* [TASK TO COMPLETE]:
Return everything from the start of the listing down to the line containing "series-line-group xyxy=(1133,0,1919,749)", both ends included, with each line copied unchanged.

** START OF DATA TO PROCESS **

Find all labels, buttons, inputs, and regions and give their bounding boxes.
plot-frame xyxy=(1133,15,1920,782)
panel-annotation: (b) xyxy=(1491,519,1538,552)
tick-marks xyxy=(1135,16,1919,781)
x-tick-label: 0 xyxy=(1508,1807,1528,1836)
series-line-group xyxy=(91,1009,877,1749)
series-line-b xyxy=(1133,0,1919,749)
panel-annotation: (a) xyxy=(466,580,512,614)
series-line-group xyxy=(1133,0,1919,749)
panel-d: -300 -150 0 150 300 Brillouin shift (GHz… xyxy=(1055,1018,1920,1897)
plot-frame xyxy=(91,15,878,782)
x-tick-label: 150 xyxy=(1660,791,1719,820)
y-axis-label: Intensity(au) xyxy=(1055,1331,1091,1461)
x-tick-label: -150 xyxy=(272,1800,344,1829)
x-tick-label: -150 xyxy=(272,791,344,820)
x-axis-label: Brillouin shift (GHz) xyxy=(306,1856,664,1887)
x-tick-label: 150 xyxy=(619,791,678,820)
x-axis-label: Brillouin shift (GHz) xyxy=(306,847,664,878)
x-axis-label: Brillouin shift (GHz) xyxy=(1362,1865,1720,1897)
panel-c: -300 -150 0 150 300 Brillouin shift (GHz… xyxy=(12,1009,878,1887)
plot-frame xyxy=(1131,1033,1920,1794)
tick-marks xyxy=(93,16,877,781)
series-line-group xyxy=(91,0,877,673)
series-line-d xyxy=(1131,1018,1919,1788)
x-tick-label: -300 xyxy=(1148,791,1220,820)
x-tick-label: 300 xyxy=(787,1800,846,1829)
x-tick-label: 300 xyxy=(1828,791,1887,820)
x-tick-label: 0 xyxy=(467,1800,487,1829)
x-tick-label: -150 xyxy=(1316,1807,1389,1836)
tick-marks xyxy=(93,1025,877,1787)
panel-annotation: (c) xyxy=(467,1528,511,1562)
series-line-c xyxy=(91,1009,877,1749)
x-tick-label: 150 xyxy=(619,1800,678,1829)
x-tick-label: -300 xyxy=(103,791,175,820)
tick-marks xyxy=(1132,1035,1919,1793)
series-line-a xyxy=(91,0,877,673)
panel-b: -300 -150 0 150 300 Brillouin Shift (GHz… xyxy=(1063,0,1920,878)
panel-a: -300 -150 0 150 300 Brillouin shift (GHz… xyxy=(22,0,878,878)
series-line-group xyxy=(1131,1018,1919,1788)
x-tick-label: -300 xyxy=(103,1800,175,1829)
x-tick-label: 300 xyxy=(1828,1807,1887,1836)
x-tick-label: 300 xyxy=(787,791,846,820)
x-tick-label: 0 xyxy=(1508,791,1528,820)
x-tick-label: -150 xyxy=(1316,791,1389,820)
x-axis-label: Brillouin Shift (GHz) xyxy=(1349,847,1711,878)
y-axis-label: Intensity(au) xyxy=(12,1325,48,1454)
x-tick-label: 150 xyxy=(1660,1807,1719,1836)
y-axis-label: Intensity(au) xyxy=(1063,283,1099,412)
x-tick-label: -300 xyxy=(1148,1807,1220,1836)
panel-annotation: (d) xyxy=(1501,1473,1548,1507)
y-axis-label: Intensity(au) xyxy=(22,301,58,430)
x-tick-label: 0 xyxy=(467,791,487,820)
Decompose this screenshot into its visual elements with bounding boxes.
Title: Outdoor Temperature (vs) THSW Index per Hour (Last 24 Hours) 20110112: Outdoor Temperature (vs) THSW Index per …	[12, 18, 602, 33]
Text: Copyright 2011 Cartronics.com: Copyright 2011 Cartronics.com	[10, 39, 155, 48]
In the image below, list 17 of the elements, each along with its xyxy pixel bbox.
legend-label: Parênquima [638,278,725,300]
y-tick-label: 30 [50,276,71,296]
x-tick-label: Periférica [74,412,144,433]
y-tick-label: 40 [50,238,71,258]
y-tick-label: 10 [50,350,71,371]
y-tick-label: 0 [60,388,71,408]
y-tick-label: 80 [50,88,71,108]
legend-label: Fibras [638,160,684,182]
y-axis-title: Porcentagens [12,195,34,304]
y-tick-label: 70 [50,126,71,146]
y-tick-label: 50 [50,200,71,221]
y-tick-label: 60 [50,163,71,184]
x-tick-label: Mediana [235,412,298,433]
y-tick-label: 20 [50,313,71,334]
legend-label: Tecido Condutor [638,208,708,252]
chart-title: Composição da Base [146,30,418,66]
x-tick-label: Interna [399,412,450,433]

** END OF DATA TO PROCESS **

* [RESULT OF THE TASK]:
Find all labels, buttons, inputs, and regions and give their bounding boxes.
plot-frame xyxy=(1133,15,1920,782)
panel-annotation: (b) xyxy=(1491,519,1538,552)
tick-marks xyxy=(1135,16,1919,781)
x-tick-label: 0 xyxy=(1508,1807,1528,1836)
series-line-group xyxy=(91,1009,877,1749)
series-line-b xyxy=(1133,0,1919,749)
panel-annotation: (a) xyxy=(466,580,512,614)
series-line-group xyxy=(1133,0,1919,749)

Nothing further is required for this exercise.